▶ _WHAT YOU NEED TO DO_
Copy every line of the data that includes the string "this".

====== SUPPLIED ENTRIES

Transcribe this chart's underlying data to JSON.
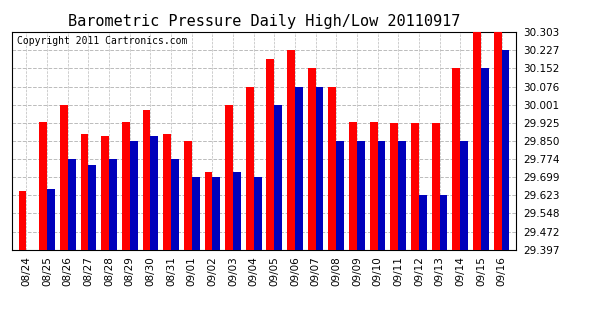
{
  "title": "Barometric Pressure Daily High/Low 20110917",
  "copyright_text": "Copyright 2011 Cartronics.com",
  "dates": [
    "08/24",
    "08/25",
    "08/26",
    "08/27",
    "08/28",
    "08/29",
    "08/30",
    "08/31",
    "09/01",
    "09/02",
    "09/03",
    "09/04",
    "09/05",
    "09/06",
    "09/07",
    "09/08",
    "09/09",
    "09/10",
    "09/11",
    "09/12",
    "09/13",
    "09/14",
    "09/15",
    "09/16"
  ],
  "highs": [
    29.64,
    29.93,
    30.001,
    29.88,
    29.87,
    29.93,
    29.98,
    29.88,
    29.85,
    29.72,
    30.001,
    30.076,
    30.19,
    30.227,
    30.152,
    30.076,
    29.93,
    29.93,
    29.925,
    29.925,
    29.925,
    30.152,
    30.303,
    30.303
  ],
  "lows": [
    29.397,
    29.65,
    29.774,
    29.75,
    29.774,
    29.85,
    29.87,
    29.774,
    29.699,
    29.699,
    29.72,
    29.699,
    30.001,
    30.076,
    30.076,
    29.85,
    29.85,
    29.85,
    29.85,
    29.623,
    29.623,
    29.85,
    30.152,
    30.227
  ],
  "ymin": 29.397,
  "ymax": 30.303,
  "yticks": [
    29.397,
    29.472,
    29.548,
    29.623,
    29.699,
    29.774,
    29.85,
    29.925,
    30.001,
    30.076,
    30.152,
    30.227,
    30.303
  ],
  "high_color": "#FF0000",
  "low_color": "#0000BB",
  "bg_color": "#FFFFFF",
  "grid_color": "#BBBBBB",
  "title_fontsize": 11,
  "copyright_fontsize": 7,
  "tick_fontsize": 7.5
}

============
====== SUPPLIED ENTRIES

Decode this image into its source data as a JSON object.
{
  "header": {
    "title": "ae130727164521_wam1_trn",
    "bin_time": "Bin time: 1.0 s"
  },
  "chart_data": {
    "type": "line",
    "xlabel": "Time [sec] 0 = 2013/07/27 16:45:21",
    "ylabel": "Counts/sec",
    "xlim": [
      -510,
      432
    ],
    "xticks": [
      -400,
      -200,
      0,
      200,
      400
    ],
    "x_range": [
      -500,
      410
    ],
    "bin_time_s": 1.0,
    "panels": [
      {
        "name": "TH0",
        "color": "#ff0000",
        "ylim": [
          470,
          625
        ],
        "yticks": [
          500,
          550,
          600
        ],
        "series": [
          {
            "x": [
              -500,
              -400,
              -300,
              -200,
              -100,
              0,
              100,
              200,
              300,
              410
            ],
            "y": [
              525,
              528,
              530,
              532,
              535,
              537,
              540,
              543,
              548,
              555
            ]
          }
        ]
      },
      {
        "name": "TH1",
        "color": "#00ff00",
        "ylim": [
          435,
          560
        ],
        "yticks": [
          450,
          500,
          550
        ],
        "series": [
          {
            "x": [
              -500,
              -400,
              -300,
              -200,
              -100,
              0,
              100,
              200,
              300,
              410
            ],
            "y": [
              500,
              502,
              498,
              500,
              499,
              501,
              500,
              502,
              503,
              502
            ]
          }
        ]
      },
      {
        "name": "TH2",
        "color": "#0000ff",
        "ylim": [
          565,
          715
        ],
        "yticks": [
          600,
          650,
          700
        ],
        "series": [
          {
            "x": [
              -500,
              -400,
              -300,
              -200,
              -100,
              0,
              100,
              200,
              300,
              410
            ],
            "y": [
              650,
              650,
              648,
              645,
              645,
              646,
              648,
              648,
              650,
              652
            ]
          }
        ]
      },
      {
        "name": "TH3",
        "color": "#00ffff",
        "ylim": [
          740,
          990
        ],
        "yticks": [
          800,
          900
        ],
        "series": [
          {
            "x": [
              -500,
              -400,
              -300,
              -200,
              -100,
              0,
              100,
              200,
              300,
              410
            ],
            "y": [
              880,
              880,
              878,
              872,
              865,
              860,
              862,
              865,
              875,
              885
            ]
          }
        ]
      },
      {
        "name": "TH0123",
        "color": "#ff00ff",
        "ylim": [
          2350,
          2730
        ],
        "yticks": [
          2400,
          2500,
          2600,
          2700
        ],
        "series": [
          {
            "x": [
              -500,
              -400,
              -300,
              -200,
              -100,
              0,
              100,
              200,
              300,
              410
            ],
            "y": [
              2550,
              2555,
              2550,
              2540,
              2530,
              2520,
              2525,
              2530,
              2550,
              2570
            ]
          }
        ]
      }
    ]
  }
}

============

▶ _THE ANSWER_
Transcribe this chart's underlying data to JSON.
Decode this image into its source data as a JSON object.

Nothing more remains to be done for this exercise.